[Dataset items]
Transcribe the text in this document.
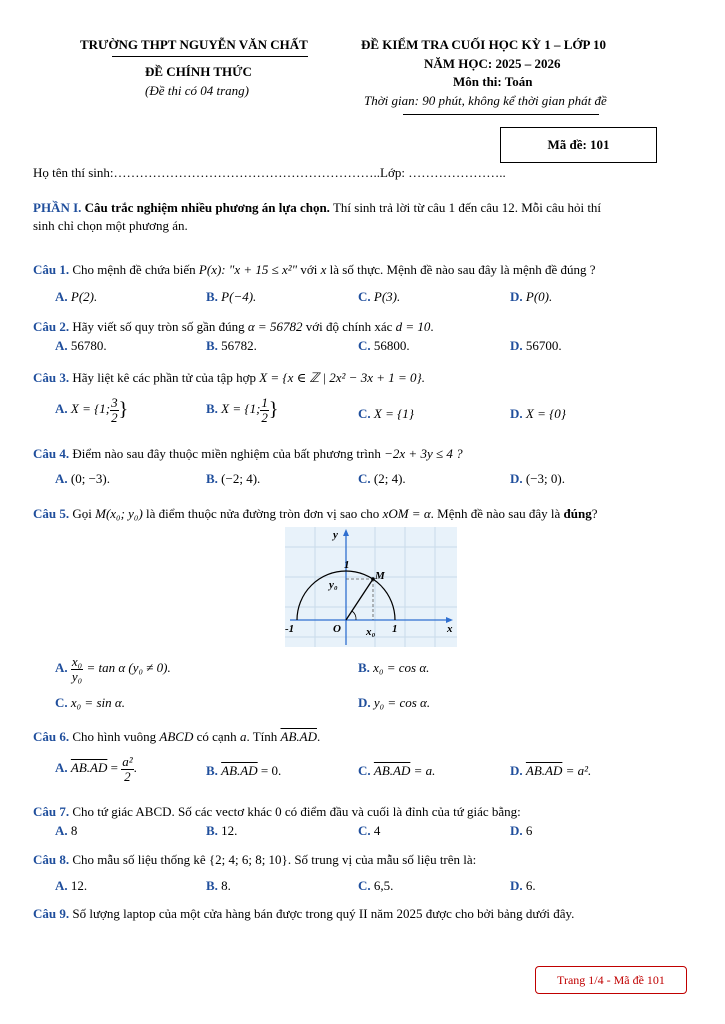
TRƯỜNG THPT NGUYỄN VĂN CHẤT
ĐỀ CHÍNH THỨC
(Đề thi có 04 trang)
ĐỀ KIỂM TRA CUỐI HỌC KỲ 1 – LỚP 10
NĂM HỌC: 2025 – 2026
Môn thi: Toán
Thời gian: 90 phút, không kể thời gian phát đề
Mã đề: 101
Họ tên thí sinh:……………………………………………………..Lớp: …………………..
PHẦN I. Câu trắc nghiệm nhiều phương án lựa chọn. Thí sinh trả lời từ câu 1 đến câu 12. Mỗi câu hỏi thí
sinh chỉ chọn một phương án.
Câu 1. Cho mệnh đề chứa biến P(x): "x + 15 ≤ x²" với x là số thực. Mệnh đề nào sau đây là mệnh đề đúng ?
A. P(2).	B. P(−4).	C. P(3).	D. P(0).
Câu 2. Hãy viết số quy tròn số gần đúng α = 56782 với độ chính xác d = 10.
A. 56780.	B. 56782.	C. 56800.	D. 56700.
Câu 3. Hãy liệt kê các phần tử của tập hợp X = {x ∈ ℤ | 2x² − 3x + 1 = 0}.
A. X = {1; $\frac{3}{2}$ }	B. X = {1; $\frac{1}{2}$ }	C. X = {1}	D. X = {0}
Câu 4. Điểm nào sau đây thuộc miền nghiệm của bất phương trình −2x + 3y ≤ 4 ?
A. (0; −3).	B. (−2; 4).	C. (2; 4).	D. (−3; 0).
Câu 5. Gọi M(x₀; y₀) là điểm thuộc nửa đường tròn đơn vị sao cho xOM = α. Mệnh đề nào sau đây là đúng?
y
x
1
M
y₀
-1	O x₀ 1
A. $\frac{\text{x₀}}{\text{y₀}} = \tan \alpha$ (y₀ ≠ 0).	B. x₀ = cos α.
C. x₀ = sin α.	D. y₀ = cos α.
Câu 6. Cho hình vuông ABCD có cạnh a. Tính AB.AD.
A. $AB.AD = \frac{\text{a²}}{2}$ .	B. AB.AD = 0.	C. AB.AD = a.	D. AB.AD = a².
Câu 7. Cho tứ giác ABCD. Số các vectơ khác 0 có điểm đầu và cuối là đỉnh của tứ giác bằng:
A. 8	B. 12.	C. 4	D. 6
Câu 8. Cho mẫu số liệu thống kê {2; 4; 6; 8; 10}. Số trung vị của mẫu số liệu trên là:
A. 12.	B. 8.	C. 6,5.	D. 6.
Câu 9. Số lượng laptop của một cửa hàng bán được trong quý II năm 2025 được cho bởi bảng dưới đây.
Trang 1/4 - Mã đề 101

**GIVEN PROBLEM**
Transcribe every line in the entries above, taking out only the images.

**TASK RESULT**
Transcribe the text in this document.
TRƯỜNG THPT NGUYỄN VĂN CHẤT
ĐỀ CHÍNH THỨC
(Đề thi có 04 trang)
ĐỀ KIỂM TRA CUỐI HỌC KỲ 1 – LỚP 10
NĂM HỌC: 2025 – 2026
Môn thi: Toán
Thời gian: 90 phút, không kể thời gian phát đề
Mã đề: 101
Họ tên thí sinh:……………………………………………………..Lớp: …………………..
PHẦN I. Câu trắc nghiệm nhiều phương án lựa chọn. Thí sinh trả lời từ câu 1 đến câu 12. Mỗi câu hỏi thí
sinh chỉ chọn một phương án.
Câu 1. Cho mệnh đề chứa biến P(x): "x + 15 ≤ x²" với x là số thực. Mệnh đề nào sau đây là mệnh đề đúng ?
A. P(2).	B. P(−4).	C. P(3).	D. P(0).
Câu 2. Hãy viết số quy tròn số gần đúng α = 56782 với độ chính xác d = 10.
A. 56780.	B. 56782.	C. 56800.	D. 56700.
Câu 3. Hãy liệt kê các phần tử của tập hợp X = {x ∈ ℤ | 2x² − 3x + 1 = 0}.
A. X = {1; $\frac{3}{2}$ }	B. X = {1; $\frac{1}{2}$ }	C. X = {1}	D. X = {0}
Câu 4. Điểm nào sau đây thuộc miền nghiệm của bất phương trình −2x + 3y ≤ 4 ?
A. (0; −3).	B. (−2; 4).	C. (2; 4).	D. (−3; 0).
Câu 5. Gọi M(x₀; y₀) là điểm thuộc nửa đường tròn đơn vị sao cho xOM = α. Mệnh đề nào sau đây là đúng?
y
x
1
M
y₀
-1	O x₀ 1
A. $\frac{\text{x₀}}{\text{y₀}} = \tan \alpha$ (y₀ ≠ 0).	B. x₀ = cos α.
C. x₀ = sin α.	D. y₀ = cos α.
Câu 6. Cho hình vuông ABCD có cạnh a. Tính AB.AD.
A. $AB.AD = \frac{\text{a²}}{2}$ .	B. AB.AD = 0.	C. AB.AD = a.	D. AB.AD = a².
Câu 7. Cho tứ giác ABCD. Số các vectơ khác 0 có điểm đầu và cuối là đỉnh của tứ giác bằng:
A. 8	B. 12.	C. 4	D. 6
Câu 8. Cho mẫu số liệu thống kê {2; 4; 6; 8; 10}. Số trung vị của mẫu số liệu trên là:
A. 12.	B. 8.	C. 6,5.	D. 6.
Câu 9. Số lượng laptop của một cửa hàng bán được trong quý II năm 2025 được cho bởi bảng dưới đây.
Trang 1/4 - Mã đề 101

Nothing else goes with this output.